═════ Records shown ═════
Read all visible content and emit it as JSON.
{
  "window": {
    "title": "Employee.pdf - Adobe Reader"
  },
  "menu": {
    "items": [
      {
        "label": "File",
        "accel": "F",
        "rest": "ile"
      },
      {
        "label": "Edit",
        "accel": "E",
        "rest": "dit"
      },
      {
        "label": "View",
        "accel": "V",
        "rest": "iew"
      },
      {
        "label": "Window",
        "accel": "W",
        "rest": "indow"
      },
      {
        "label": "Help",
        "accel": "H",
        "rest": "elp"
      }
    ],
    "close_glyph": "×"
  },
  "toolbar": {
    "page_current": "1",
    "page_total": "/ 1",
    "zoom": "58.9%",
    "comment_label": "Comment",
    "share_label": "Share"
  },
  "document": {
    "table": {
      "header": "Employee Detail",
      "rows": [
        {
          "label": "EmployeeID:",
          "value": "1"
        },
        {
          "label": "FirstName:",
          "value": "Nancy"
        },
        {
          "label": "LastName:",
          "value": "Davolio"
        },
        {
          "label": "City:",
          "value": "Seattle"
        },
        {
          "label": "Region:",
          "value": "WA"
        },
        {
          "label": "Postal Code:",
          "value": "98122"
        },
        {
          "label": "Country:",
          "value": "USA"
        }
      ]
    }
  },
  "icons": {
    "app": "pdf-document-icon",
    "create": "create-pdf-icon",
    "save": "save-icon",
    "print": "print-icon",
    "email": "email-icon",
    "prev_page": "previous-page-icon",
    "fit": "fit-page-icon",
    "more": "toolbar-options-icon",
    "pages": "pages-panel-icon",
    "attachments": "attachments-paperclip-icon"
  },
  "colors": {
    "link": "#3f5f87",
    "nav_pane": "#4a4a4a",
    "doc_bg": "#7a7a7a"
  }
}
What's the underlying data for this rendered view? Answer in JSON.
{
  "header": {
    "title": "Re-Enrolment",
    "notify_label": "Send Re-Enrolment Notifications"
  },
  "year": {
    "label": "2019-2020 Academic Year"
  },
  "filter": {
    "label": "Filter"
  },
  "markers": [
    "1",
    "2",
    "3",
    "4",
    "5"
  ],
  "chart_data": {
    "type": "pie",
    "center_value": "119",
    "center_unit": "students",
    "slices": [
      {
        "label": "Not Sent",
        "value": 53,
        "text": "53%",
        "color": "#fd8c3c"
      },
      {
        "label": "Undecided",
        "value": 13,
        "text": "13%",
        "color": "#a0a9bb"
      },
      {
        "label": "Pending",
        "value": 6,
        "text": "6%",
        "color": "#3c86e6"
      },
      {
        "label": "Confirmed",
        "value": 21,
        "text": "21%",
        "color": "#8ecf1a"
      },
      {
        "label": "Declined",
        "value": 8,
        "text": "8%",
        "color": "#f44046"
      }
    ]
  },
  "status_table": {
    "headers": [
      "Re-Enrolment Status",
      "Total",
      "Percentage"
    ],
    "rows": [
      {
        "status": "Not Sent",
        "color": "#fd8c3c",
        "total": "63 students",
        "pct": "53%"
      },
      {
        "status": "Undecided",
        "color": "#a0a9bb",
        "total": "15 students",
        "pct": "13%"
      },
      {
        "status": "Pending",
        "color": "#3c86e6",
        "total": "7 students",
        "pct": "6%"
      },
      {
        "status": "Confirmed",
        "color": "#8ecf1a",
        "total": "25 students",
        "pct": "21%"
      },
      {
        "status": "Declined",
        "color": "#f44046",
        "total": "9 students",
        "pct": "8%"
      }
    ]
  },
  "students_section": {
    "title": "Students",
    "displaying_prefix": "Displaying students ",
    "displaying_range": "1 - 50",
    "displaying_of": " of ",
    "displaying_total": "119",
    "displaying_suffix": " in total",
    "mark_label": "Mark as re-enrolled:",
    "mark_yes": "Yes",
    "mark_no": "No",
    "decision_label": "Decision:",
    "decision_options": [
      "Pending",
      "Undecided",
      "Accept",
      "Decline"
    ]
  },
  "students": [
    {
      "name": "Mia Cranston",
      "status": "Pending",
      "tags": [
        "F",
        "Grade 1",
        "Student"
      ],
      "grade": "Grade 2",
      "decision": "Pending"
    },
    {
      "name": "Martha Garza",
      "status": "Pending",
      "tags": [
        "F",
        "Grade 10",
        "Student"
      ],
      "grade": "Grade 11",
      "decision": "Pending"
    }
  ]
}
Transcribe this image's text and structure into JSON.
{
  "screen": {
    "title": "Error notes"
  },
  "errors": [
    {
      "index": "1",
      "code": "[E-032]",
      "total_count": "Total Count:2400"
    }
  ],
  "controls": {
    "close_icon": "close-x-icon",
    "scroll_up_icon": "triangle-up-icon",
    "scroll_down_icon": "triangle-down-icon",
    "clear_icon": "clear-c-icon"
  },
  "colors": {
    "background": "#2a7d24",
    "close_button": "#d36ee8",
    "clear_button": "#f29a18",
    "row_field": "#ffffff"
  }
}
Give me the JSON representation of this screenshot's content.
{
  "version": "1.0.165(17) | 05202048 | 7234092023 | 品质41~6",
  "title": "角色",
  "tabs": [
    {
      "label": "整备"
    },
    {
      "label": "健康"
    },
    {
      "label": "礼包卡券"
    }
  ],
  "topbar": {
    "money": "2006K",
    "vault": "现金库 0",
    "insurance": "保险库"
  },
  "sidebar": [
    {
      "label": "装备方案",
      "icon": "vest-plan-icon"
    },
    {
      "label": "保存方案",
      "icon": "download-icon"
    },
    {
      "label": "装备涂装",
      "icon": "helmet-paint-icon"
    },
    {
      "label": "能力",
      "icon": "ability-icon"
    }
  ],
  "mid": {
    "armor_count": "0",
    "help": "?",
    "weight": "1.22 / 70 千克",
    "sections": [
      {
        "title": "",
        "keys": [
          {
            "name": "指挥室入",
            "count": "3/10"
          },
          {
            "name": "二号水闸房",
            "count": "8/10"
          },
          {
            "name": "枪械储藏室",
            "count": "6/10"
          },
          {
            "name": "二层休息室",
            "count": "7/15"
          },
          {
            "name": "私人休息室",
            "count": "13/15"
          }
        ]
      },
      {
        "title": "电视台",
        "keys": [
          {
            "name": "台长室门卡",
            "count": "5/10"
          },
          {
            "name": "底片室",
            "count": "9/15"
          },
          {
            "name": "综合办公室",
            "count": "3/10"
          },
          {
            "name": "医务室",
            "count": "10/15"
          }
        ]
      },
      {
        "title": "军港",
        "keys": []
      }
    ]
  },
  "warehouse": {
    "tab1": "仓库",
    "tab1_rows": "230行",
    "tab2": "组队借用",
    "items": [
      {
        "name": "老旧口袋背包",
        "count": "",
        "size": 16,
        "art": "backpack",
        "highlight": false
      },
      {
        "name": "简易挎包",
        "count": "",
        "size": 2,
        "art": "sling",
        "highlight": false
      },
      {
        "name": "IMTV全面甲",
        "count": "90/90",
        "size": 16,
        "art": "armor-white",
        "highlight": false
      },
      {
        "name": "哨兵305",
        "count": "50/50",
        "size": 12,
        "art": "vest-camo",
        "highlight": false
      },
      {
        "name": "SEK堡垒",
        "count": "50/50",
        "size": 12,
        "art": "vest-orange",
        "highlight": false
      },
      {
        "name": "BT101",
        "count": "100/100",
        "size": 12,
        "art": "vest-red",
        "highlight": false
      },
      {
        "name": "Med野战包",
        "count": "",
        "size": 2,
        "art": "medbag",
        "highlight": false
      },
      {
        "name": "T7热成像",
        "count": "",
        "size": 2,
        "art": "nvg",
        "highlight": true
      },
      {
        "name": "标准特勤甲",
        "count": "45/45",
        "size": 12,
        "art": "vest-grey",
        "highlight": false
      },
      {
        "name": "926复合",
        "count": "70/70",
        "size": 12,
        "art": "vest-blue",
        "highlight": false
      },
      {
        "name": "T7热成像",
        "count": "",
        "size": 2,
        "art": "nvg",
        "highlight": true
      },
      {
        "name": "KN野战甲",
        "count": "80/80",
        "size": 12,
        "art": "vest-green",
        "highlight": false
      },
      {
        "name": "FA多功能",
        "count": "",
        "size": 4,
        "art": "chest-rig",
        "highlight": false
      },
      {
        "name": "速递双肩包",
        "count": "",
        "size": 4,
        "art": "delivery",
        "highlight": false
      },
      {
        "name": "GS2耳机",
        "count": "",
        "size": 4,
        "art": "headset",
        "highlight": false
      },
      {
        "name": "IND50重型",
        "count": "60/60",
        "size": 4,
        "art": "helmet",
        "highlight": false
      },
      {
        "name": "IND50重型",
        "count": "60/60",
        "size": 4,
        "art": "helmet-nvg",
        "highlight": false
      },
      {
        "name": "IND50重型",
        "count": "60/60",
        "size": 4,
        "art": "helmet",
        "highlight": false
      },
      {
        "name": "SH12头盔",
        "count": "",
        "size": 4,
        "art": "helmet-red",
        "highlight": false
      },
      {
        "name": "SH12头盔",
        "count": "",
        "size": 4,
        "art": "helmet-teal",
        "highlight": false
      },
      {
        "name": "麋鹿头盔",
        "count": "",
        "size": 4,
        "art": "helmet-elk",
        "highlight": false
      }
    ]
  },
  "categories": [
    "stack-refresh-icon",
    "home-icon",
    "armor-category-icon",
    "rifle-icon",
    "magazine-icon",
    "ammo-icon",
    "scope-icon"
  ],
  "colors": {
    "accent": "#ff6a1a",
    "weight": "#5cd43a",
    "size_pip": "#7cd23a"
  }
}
═════
Identify the lines of the entries containing the string "Enrolment". Copy each such line.

    "title": "Re-Enrolment",
    "notify_label": "Send Re-Enrolment Notifications"
      "Re-Enrolment Status",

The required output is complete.